Entries from a visual dataset:
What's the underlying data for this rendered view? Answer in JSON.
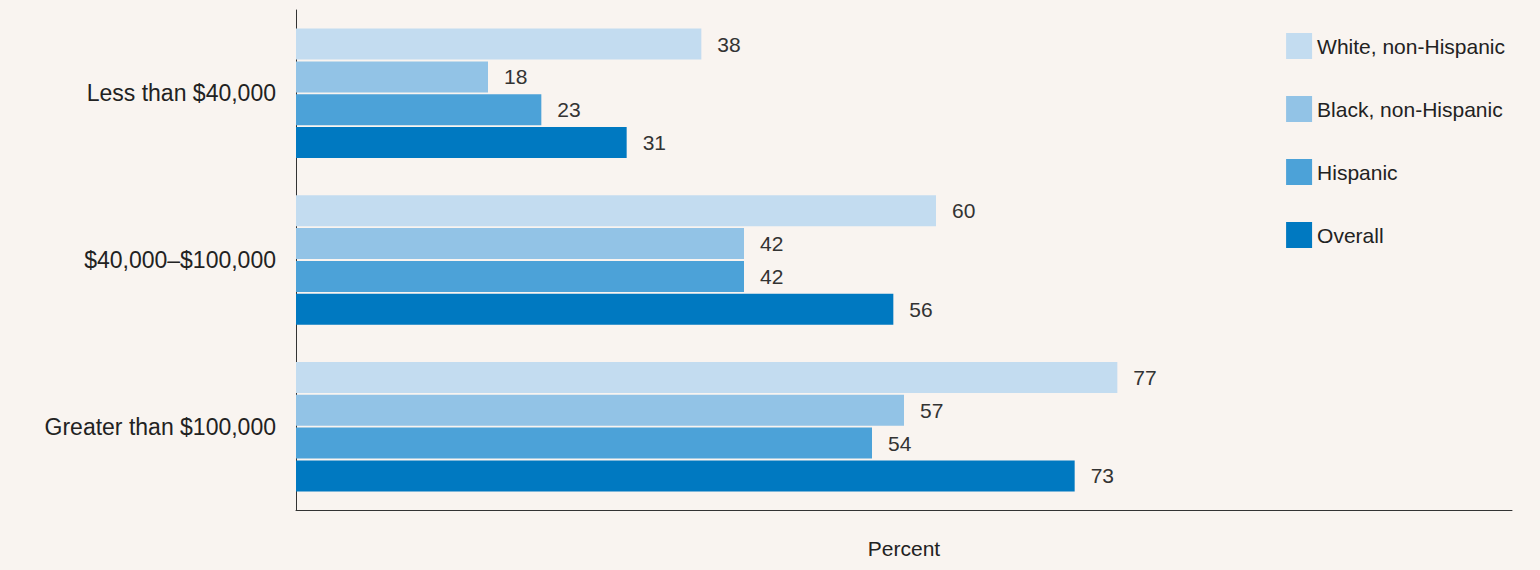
{
  "chart_data": {
    "type": "bar",
    "orientation": "horizontal",
    "categories": [
      "Less than $40,000",
      "$40,000–$100,000",
      "Greater than $100,000"
    ],
    "series": [
      {
        "name": "White, non-Hispanic",
        "color": "#c3dcf0",
        "values": [
          38,
          60,
          77
        ]
      },
      {
        "name": "Black, non-Hispanic",
        "color": "#92c3e6",
        "values": [
          18,
          42,
          57
        ]
      },
      {
        "name": "Hispanic",
        "color": "#4ca2d8",
        "values": [
          23,
          42,
          54
        ]
      },
      {
        "name": "Overall",
        "color": "#0079c1",
        "values": [
          31,
          56,
          73
        ]
      }
    ],
    "xlabel": "Percent",
    "xlim": [
      0,
      114
    ],
    "tick_labels": "y",
    "grid": false,
    "legend": "upper right",
    "data_labels": true
  }
}
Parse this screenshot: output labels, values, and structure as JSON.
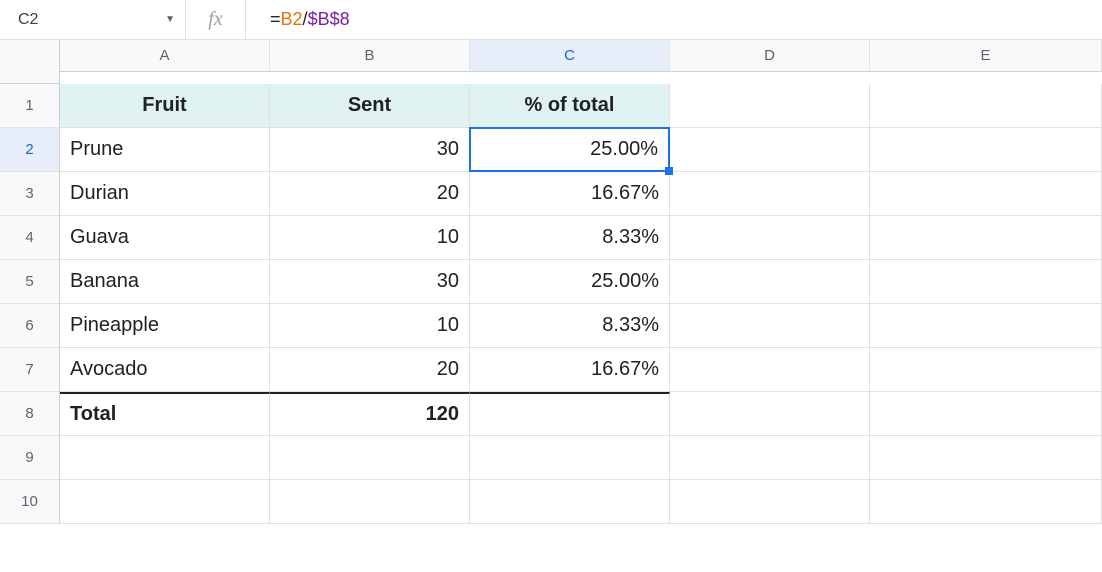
{
  "nameBox": {
    "value": "C2"
  },
  "formula": {
    "prefix": "=",
    "ref1": "B2",
    "sep": "/",
    "ref2": "$B$8",
    "ref1_color": "#e8710a",
    "ref2_color": "#7b1fa2"
  },
  "columns": [
    "A",
    "B",
    "C",
    "D",
    "E"
  ],
  "rowCount": 10,
  "selectedColIndex": 2,
  "selectedRowIndex": 1,
  "headerRow": {
    "background": "#e0f2f1",
    "cells": [
      "Fruit",
      "Sent",
      "% of total"
    ]
  },
  "dataRows": [
    {
      "fruit": "Prune",
      "sent": "30",
      "pct": "25.00%"
    },
    {
      "fruit": "Durian",
      "sent": "20",
      "pct": "16.67%"
    },
    {
      "fruit": "Guava",
      "sent": "10",
      "pct": "8.33%"
    },
    {
      "fruit": "Banana",
      "sent": "30",
      "pct": "25.00%"
    },
    {
      "fruit": "Pineapple",
      "sent": "10",
      "pct": "8.33%"
    },
    {
      "fruit": "Avocado",
      "sent": "20",
      "pct": "16.67%"
    }
  ],
  "totalRow": {
    "label": "Total",
    "value": "120"
  },
  "colors": {
    "selection_border": "#1a73e8",
    "header_bg": "#f8f9fa",
    "header_sel_bg": "#e7edf9",
    "grid_line": "#e1e1e1"
  }
}
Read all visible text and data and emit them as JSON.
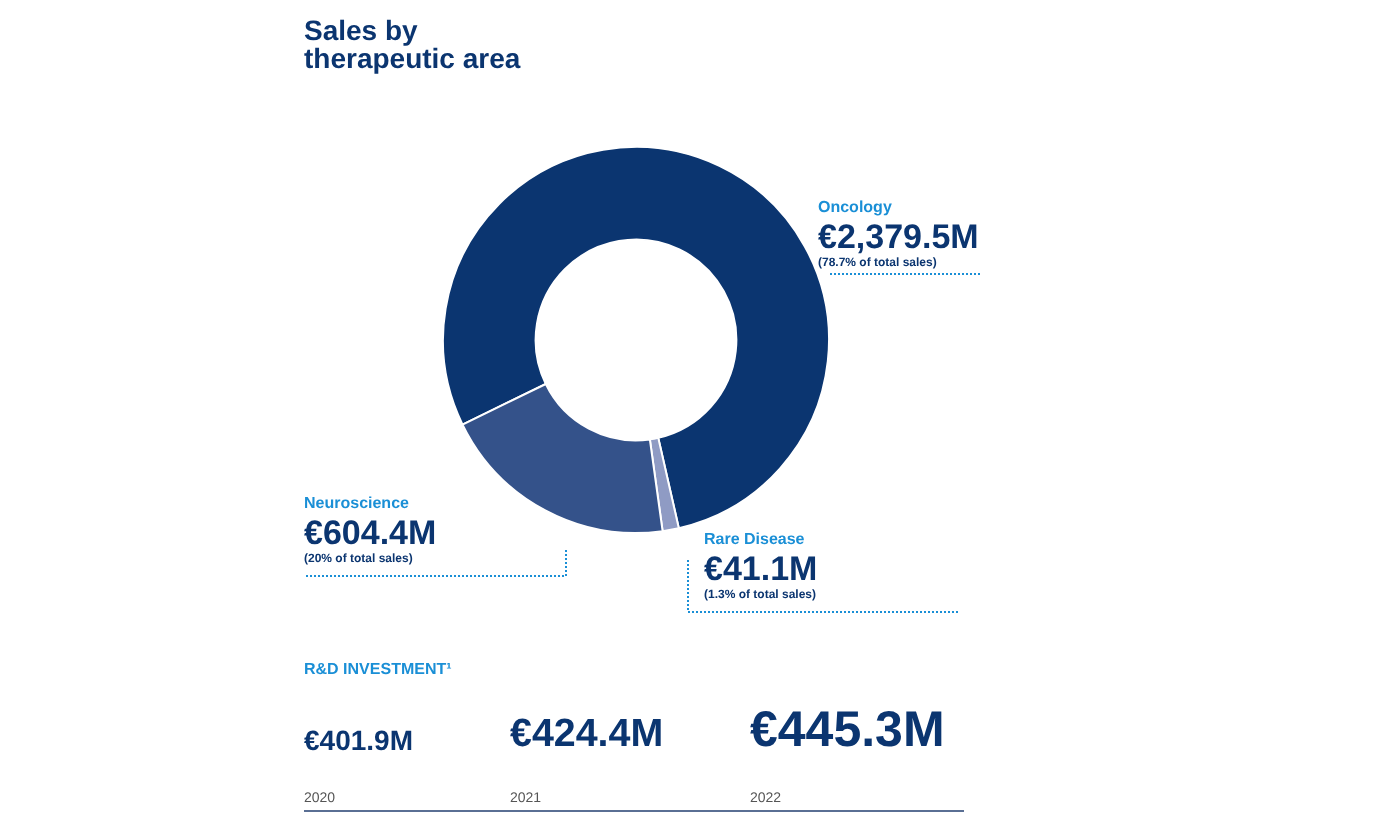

Requirements:
Copy out all the data exactly; skip the pictures.

Answer to the task:
What's the underlying data for this rendered view? Answer in JSON.
{
  "chart_data": {
    "type": "bar",
    "orientation": "horizontal",
    "categories": [
      "Less than $40,000",
      "$40,000–$100,000",
      "Greater than $100,000"
    ],
    "series": [
      {
        "name": "White, non-Hispanic",
        "color": "#c3dcf0",
        "values": [
          38,
          60,
          77
        ]
      },
      {
        "name": "Black, non-Hispanic",
        "color": "#92c3e6",
        "values": [
          18,
          42,
          57
        ]
      },
      {
        "name": "Hispanic",
        "color": "#4ca2d8",
        "values": [
          23,
          42,
          54
        ]
      },
      {
        "name": "Overall",
        "color": "#0079c1",
        "values": [
          31,
          56,
          73
        ]
      }
    ],
    "xlabel": "Percent",
    "xlim": [
      0,
      114
    ],
    "tick_labels": "y",
    "grid": false,
    "legend": "upper right",
    "data_labels": true
  }
}
Parse this screenshot: output labels, values, and structure as JSON.
{
  "nameBox": {
    "value": "C2"
  },
  "formula": {
    "prefix": "=",
    "ref1": "B2",
    "sep": "/",
    "ref2": "$B$8",
    "ref1_color": "#e8710a",
    "ref2_color": "#7b1fa2"
  },
  "columns": [
    "A",
    "B",
    "C",
    "D",
    "E"
  ],
  "rowCount": 10,
  "selectedColIndex": 2,
  "selectedRowIndex": 1,
  "headerRow": {
    "background": "#e0f2f1",
    "cells": [
      "Fruit",
      "Sent",
      "% of total"
    ]
  },
  "dataRows": [
    {
      "fruit": "Prune",
      "sent": "30",
      "pct": "25.00%"
    },
    {
      "fruit": "Durian",
      "sent": "20",
      "pct": "16.67%"
    },
    {
      "fruit": "Guava",
      "sent": "10",
      "pct": "8.33%"
    },
    {
      "fruit": "Banana",
      "sent": "30",
      "pct": "25.00%"
    },
    {
      "fruit": "Pineapple",
      "sent": "10",
      "pct": "8.33%"
    },
    {
      "fruit": "Avocado",
      "sent": "20",
      "pct": "16.67%"
    }
  ],
  "totalRow": {
    "label": "Total",
    "value": "120"
  },
  "colors": {
    "selection_border": "#1a73e8",
    "header_bg": "#f8f9fa",
    "header_sel_bg": "#e7edf9",
    "grid_line": "#e1e1e1"
  }
}
Read all visible text and data and emit them as JSON.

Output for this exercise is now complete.